▸ Stated exercise
Type every record exactly as it appears.

▸ Supplied data
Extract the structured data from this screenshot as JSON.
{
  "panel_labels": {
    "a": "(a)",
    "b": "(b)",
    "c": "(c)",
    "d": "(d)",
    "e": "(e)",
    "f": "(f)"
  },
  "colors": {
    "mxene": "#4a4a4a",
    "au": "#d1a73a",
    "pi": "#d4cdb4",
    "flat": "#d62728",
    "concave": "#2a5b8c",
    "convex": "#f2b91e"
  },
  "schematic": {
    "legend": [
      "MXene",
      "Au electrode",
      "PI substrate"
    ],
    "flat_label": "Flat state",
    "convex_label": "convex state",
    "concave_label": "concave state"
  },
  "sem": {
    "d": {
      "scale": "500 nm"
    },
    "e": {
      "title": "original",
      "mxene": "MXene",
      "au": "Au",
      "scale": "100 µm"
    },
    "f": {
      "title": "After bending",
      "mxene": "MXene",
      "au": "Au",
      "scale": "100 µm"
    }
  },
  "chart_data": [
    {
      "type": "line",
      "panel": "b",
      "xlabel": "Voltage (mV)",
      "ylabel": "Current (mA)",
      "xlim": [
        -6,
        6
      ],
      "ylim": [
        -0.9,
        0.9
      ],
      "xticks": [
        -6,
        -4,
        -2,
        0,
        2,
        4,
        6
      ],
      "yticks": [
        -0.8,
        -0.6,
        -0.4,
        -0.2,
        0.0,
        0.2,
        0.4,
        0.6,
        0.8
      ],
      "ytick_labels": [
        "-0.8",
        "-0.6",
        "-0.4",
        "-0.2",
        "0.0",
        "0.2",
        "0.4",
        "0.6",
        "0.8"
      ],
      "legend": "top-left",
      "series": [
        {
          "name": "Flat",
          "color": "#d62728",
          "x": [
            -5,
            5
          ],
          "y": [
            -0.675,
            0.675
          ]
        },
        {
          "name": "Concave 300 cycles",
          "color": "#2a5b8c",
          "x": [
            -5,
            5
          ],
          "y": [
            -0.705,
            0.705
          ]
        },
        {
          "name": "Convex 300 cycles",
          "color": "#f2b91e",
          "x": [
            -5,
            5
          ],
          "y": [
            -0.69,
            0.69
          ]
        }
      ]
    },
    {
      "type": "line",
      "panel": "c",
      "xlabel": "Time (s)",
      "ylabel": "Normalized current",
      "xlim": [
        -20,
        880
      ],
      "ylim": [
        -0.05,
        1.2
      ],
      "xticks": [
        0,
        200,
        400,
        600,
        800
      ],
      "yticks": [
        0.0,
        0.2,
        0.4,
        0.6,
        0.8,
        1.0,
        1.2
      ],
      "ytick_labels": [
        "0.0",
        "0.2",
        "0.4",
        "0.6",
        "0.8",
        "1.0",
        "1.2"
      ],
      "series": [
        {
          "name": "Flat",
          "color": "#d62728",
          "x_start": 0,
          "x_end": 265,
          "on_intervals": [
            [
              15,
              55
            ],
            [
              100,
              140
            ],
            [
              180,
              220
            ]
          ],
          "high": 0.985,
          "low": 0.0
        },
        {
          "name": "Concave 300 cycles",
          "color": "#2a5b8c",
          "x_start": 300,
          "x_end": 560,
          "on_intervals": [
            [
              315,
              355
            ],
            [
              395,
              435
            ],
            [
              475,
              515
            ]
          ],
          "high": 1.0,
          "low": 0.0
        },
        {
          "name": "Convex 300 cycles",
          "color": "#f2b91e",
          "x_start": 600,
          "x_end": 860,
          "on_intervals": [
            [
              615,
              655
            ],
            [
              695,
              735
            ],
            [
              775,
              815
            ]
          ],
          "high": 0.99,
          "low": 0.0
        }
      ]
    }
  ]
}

▸ Final answer
Extract the structured data from this screenshot as JSON.
{
  "panel_labels": {
    "a": "(a)",
    "b": "(b)",
    "c": "(c)",
    "d": "(d)",
    "e": "(e)",
    "f": "(f)"
  },
  "colors": {
    "mxene": "#4a4a4a",
    "au": "#d1a73a",
    "pi": "#d4cdb4",
    "flat": "#d62728",
    "concave": "#2a5b8c",
    "convex": "#f2b91e"
  },
  "schematic": {
    "legend": [
      "MXene",
      "Au electrode",
      "PI substrate"
    ],
    "flat_label": "Flat state",
    "convex_label": "convex state",
    "concave_label": "concave state"
  },
  "sem": {
    "d": {
      "scale": "500 nm"
    },
    "e": {
      "title": "original",
      "mxene": "MXene",
      "au": "Au",
      "scale": "100 µm"
    },
    "f": {
      "title": "After bending",
      "mxene": "MXene",
      "au": "Au",
      "scale": "100 µm"
    }
  },
  "chart_data": [
    {
      "type": "line",
      "panel": "b",
      "xlabel": "Voltage (mV)",
      "ylabel": "Current (mA)",
      "xlim": [
        -6,
        6
      ],
      "ylim": [
        -0.9,
        0.9
      ],
      "xticks": [
        -6,
        -4,
        -2,
        0,
        2,
        4,
        6
      ],
      "yticks": [
        -0.8,
        -0.6,
        -0.4,
        -0.2,
        0.0,
        0.2,
        0.4,
        0.6,
        0.8
      ],
      "ytick_labels": [
        "-0.8",
        "-0.6",
        "-0.4",
        "-0.2",
        "0.0",
        "0.2",
        "0.4",
        "0.6",
        "0.8"
      ],
      "legend": "top-left",
      "series": [
        {
          "name": "Flat",
          "color": "#d62728",
          "x": [
            -5,
            5
          ],
          "y": [
            -0.675,
            0.675
          ]
        },
        {
          "name": "Concave 300 cycles",
          "color": "#2a5b8c",
          "x": [
            -5,
            5
          ],
          "y": [
            -0.705,
            0.705
          ]
        },
        {
          "name": "Convex 300 cycles",
          "color": "#f2b91e",
          "x": [
            -5,
            5
          ],
          "y": [
            -0.69,
            0.69
          ]
        }
      ]
    },
    {
      "type": "line",
      "panel": "c",
      "xlabel": "Time (s)",
      "ylabel": "Normalized current",
      "xlim": [
        -20,
        880
      ],
      "ylim": [
        -0.05,
        1.2
      ],
      "xticks": [
        0,
        200,
        400,
        600,
        800
      ],
      "yticks": [
        0.0,
        0.2,
        0.4,
        0.6,
        0.8,
        1.0,
        1.2
      ],
      "ytick_labels": [
        "0.0",
        "0.2",
        "0.4",
        "0.6",
        "0.8",
        "1.0",
        "1.2"
      ],
      "series": [
        {
          "name": "Flat",
          "color": "#d62728",
          "x_start": 0,
          "x_end": 265,
          "on_intervals": [
            [
              15,
              55
            ],
            [
              100,
              140
            ],
            [
              180,
              220
            ]
          ],
          "high": 0.985,
          "low": 0.0
        },
        {
          "name": "Concave 300 cycles",
          "color": "#2a5b8c",
          "x_start": 300,
          "x_end": 560,
          "on_intervals": [
            [
              315,
              355
            ],
            [
              395,
              435
            ],
            [
              475,
              515
            ]
          ],
          "high": 1.0,
          "low": 0.0
        },
        {
          "name": "Convex 300 cycles",
          "color": "#f2b91e",
          "x_start": 600,
          "x_end": 860,
          "on_intervals": [
            [
              615,
              655
            ],
            [
              695,
              735
            ],
            [
              775,
              815
            ]
          ],
          "high": 0.99,
          "low": 0.0
        }
      ]
    }
  ]
}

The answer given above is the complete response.